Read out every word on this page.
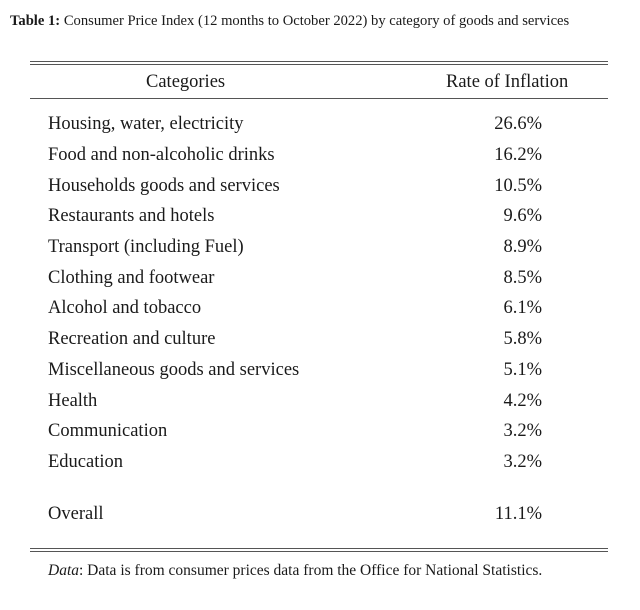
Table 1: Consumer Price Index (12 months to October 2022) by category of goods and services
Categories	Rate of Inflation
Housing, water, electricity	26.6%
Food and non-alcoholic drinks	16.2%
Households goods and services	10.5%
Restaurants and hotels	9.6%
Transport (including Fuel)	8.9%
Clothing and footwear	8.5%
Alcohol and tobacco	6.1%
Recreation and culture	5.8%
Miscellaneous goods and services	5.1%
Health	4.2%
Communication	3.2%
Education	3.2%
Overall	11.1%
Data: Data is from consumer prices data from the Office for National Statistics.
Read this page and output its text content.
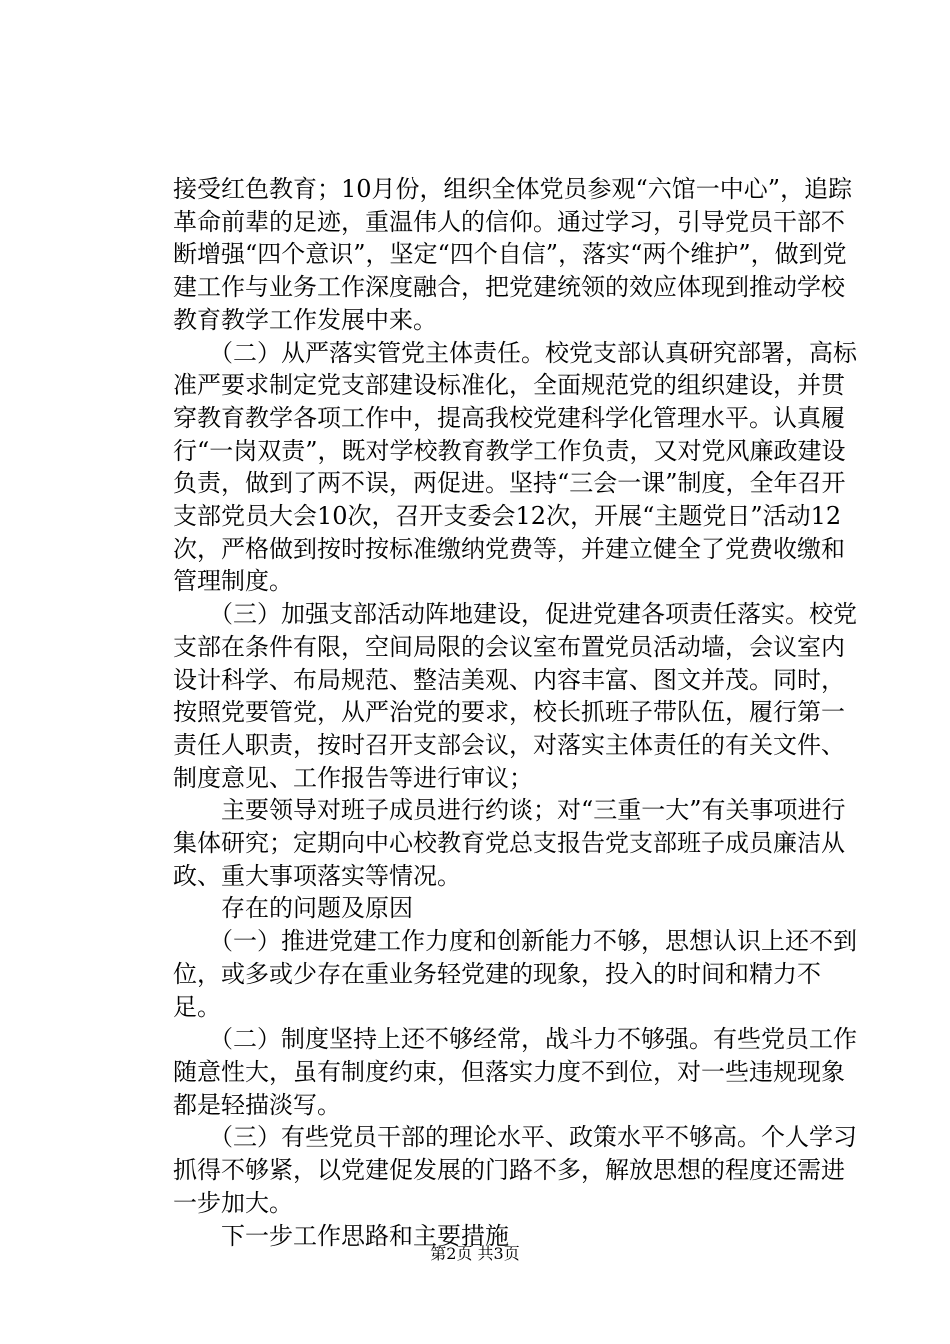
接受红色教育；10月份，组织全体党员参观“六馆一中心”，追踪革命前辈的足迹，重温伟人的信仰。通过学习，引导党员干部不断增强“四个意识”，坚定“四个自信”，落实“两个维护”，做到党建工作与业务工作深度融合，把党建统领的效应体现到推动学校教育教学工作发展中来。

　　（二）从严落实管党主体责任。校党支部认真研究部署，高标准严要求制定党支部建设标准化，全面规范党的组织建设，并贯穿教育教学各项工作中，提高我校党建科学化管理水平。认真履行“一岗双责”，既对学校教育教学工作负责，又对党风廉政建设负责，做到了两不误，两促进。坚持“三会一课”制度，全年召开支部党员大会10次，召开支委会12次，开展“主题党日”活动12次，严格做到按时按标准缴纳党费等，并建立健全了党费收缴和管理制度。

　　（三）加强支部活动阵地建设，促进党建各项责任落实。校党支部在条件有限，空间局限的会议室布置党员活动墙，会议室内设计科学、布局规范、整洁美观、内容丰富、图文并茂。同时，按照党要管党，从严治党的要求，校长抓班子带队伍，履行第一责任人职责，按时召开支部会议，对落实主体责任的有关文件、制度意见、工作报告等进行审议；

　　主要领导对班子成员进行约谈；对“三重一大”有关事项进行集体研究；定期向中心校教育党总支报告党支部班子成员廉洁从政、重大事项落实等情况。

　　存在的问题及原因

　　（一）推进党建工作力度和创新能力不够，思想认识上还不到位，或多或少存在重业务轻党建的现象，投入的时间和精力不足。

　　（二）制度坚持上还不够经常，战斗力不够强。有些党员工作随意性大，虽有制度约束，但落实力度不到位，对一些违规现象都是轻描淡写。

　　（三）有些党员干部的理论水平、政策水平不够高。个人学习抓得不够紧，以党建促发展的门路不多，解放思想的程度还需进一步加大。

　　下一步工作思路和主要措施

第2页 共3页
##########
SHORT PROBLEM:
Only lines holding the string "page" are wanted; gather each one from the entries above.

RESPONSE TO THE TASK:
Read out every word on this page.
Read this page and output its text content.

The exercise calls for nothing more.